▶ [WORK ORDER]: Across the entries below, tally every line that holds the string "Karpas" and reply with the number only.

▶ [DATA FOR REVIEW]:
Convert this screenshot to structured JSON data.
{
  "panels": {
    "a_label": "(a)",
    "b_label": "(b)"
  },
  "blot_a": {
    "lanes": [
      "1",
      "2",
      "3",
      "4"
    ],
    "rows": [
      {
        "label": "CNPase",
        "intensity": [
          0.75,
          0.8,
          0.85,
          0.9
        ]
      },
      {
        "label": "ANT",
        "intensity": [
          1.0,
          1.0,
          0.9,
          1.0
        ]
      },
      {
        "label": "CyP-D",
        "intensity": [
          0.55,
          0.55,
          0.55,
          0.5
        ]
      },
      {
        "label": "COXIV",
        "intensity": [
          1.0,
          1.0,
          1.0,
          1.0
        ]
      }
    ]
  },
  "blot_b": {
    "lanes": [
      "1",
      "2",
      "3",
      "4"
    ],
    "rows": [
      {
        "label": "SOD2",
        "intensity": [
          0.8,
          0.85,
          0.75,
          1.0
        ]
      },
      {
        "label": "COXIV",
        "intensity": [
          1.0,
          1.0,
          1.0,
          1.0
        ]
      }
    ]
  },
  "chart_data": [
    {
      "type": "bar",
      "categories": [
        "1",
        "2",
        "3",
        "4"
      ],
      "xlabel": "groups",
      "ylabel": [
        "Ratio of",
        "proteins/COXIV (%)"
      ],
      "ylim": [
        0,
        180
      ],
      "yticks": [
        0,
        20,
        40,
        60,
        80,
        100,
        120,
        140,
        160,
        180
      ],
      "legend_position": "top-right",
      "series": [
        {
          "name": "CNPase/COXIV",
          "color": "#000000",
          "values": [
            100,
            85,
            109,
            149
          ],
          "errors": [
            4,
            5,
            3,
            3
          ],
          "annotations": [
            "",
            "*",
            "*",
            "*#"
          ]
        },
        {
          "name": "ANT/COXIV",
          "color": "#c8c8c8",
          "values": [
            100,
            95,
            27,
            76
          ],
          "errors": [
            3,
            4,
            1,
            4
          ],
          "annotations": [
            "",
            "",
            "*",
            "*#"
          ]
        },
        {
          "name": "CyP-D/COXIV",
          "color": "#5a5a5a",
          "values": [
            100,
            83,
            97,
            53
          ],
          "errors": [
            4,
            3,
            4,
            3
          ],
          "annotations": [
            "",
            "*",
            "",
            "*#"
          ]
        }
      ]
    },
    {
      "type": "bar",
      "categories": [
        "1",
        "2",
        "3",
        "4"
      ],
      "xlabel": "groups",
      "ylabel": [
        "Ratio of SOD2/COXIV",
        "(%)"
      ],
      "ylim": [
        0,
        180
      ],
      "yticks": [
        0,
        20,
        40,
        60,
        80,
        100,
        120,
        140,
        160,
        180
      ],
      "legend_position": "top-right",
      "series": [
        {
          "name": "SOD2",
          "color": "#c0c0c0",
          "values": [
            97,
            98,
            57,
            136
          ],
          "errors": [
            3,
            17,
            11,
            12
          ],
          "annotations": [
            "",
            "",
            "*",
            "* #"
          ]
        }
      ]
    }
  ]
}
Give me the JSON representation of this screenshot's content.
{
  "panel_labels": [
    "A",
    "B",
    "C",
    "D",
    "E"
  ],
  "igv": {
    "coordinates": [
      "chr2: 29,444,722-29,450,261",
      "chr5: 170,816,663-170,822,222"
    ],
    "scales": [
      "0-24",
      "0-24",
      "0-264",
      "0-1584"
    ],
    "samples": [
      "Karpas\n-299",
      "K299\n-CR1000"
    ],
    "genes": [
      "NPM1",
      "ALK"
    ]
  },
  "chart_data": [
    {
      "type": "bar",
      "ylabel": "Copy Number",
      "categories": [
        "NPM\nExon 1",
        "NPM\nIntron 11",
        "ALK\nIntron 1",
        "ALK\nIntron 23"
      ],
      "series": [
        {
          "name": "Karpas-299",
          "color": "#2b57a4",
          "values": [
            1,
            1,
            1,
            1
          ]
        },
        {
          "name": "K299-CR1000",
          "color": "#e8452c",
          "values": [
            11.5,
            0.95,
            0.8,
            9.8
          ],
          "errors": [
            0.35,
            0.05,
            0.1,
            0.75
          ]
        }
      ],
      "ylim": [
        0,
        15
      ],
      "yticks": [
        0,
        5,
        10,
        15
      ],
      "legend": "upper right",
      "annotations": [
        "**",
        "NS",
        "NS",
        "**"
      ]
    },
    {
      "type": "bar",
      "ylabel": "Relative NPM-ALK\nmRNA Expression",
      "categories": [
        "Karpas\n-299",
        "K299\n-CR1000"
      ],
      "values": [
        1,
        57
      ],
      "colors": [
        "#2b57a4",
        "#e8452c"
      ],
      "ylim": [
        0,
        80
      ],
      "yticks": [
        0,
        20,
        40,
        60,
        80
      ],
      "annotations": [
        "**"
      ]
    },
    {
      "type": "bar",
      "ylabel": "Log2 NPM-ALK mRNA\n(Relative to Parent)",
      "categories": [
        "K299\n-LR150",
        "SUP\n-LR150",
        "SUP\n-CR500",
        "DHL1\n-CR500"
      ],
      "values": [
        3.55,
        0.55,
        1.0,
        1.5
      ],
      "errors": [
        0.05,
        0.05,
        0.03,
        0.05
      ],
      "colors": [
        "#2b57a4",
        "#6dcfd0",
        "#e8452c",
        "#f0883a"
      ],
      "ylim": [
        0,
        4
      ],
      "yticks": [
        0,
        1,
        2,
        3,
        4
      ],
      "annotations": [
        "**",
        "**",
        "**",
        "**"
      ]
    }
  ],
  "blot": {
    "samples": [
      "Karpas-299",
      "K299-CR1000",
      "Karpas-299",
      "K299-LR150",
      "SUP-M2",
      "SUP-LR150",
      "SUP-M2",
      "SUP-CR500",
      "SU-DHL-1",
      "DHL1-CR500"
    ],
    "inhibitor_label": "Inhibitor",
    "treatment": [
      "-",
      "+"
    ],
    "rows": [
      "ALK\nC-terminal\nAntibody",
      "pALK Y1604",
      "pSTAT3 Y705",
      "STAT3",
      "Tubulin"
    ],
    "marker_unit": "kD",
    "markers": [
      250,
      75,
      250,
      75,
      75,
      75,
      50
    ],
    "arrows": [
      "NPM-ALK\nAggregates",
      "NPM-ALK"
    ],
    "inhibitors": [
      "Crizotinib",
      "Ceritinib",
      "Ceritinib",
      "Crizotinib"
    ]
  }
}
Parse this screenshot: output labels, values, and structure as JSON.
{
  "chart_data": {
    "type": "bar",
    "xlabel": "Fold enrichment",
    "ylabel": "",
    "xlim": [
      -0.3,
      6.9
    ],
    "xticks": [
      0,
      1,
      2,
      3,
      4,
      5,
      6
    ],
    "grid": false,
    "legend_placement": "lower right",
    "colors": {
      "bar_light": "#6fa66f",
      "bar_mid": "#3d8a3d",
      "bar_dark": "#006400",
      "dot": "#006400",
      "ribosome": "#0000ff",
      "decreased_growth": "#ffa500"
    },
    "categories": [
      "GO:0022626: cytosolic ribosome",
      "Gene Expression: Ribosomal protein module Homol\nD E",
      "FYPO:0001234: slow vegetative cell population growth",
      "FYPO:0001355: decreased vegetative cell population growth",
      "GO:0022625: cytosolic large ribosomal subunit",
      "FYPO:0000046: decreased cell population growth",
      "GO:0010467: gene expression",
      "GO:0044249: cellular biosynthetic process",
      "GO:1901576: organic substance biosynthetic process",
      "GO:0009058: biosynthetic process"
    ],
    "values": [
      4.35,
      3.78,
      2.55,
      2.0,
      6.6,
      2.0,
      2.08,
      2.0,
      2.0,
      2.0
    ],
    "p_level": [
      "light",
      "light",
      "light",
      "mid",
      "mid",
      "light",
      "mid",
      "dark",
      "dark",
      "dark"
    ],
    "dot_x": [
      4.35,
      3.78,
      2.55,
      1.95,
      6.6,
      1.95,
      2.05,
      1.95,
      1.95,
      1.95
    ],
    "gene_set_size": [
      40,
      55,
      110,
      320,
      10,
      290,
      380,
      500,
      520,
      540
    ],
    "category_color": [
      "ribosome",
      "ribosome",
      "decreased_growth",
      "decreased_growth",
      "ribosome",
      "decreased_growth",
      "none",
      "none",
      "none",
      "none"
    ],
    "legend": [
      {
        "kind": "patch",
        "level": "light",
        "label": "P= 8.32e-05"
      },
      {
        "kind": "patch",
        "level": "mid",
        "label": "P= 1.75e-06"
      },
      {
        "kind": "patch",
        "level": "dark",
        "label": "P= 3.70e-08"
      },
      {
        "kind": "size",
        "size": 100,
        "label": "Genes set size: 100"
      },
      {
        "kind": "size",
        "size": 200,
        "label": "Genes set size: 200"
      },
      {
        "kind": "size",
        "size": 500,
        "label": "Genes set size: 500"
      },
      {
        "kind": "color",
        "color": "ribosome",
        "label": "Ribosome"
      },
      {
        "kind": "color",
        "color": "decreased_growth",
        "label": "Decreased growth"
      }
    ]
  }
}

▶ [ANSWER BELOW]: 5